→ **Record list**:

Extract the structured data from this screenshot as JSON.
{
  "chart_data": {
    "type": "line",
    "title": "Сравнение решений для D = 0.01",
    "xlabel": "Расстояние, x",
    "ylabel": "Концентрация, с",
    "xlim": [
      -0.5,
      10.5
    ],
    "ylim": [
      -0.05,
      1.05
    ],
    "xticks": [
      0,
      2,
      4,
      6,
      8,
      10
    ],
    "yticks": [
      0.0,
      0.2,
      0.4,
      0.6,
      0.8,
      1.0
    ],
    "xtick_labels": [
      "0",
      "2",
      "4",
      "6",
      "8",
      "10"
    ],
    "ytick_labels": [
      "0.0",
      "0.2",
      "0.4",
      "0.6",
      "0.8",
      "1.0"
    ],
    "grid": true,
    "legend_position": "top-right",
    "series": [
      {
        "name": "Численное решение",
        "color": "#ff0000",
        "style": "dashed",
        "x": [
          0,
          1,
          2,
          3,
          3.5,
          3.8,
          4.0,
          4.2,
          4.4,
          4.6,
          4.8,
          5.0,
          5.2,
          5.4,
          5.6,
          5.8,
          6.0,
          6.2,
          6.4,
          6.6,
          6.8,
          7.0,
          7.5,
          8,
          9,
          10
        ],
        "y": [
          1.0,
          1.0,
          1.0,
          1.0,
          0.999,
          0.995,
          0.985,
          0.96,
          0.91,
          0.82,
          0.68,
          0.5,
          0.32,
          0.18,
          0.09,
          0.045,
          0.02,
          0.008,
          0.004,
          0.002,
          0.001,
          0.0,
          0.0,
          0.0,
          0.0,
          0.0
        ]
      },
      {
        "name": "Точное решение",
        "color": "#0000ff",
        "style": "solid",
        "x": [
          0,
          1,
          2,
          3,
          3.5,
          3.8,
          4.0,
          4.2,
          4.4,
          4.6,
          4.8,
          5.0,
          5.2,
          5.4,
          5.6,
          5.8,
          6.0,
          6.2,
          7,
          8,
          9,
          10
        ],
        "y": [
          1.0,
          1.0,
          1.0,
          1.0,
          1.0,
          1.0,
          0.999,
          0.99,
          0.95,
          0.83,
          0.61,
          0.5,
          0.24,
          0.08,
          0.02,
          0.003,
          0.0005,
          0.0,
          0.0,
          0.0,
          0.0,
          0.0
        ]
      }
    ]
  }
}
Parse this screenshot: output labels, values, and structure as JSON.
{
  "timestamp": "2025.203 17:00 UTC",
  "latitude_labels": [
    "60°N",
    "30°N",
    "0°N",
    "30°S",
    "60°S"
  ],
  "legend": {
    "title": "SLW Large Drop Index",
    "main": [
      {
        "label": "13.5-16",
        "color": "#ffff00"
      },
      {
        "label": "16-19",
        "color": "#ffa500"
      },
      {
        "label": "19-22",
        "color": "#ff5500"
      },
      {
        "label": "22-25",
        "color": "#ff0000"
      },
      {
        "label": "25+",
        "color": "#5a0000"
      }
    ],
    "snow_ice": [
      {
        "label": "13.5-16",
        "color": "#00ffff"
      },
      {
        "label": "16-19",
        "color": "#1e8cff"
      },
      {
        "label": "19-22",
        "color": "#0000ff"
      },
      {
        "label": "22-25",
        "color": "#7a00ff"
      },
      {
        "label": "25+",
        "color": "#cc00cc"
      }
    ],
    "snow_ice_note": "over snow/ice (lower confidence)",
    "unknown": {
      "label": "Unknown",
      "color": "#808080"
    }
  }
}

→ **Written task**:
Extract all of the data shown above without alteration.

→ **Output of the task**:
Extract the structured data from this screenshot as JSON.
{
  "chart_data": {
    "type": "line",
    "title": "Сравнение решений для D = 0.01",
    "xlabel": "Расстояние, x",
    "ylabel": "Концентрация, с",
    "xlim": [
      -0.5,
      10.5
    ],
    "ylim": [
      -0.05,
      1.05
    ],
    "xticks": [
      0,
      2,
      4,
      6,
      8,
      10
    ],
    "yticks": [
      0.0,
      0.2,
      0.4,
      0.6,
      0.8,
      1.0
    ],
    "xtick_labels": [
      "0",
      "2",
      "4",
      "6",
      "8",
      "10"
    ],
    "ytick_labels": [
      "0.0",
      "0.2",
      "0.4",
      "0.6",
      "0.8",
      "1.0"
    ],
    "grid": true,
    "legend_position": "top-right",
    "series": [
      {
        "name": "Численное решение",
        "color": "#ff0000",
        "style": "dashed",
        "x": [
          0,
          1,
          2,
          3,
          3.5,
          3.8,
          4.0,
          4.2,
          4.4,
          4.6,
          4.8,
          5.0,
          5.2,
          5.4,
          5.6,
          5.8,
          6.0,
          6.2,
          6.4,
          6.6,
          6.8,
          7.0,
          7.5,
          8,
          9,
          10
        ],
        "y": [
          1.0,
          1.0,
          1.0,
          1.0,
          0.999,
          0.995,
          0.985,
          0.96,
          0.91,
          0.82,
          0.68,
          0.5,
          0.32,
          0.18,
          0.09,
          0.045,
          0.02,
          0.008,
          0.004,
          0.002,
          0.001,
          0.0,
          0.0,
          0.0,
          0.0,
          0.0
        ]
      },
      {
        "name": "Точное решение",
        "color": "#0000ff",
        "style": "solid",
        "x": [
          0,
          1,
          2,
          3,
          3.5,
          3.8,
          4.0,
          4.2,
          4.4,
          4.6,
          4.8,
          5.0,
          5.2,
          5.4,
          5.6,
          5.8,
          6.0,
          6.2,
          7,
          8,
          9,
          10
        ],
        "y": [
          1.0,
          1.0,
          1.0,
          1.0,
          1.0,
          1.0,
          0.999,
          0.99,
          0.95,
          0.83,
          0.61,
          0.5,
          0.24,
          0.08,
          0.02,
          0.003,
          0.0005,
          0.0,
          0.0,
          0.0,
          0.0,
          0.0
        ]
      }
    ]
  }
}
Parse this screenshot: output labels, values, and structure as JSON.
{
  "timestamp": "2025.203 17:00 UTC",
  "latitude_labels": [
    "60°N",
    "30°N",
    "0°N",
    "30°S",
    "60°S"
  ],
  "legend": {
    "title": "SLW Large Drop Index",
    "main": [
      {
        "label": "13.5-16",
        "color": "#ffff00"
      },
      {
        "label": "16-19",
        "color": "#ffa500"
      },
      {
        "label": "19-22",
        "color": "#ff5500"
      },
      {
        "label": "22-25",
        "color": "#ff0000"
      },
      {
        "label": "25+",
        "color": "#5a0000"
      }
    ],
    "snow_ice": [
      {
        "label": "13.5-16",
        "color": "#00ffff"
      },
      {
        "label": "16-19",
        "color": "#1e8cff"
      },
      {
        "label": "19-22",
        "color": "#0000ff"
      },
      {
        "label": "22-25",
        "color": "#7a00ff"
      },
      {
        "label": "25+",
        "color": "#cc00cc"
      }
    ],
    "snow_ice_note": "over snow/ice (lower confidence)",
    "unknown": {
      "label": "Unknown",
      "color": "#808080"
    }
  }
}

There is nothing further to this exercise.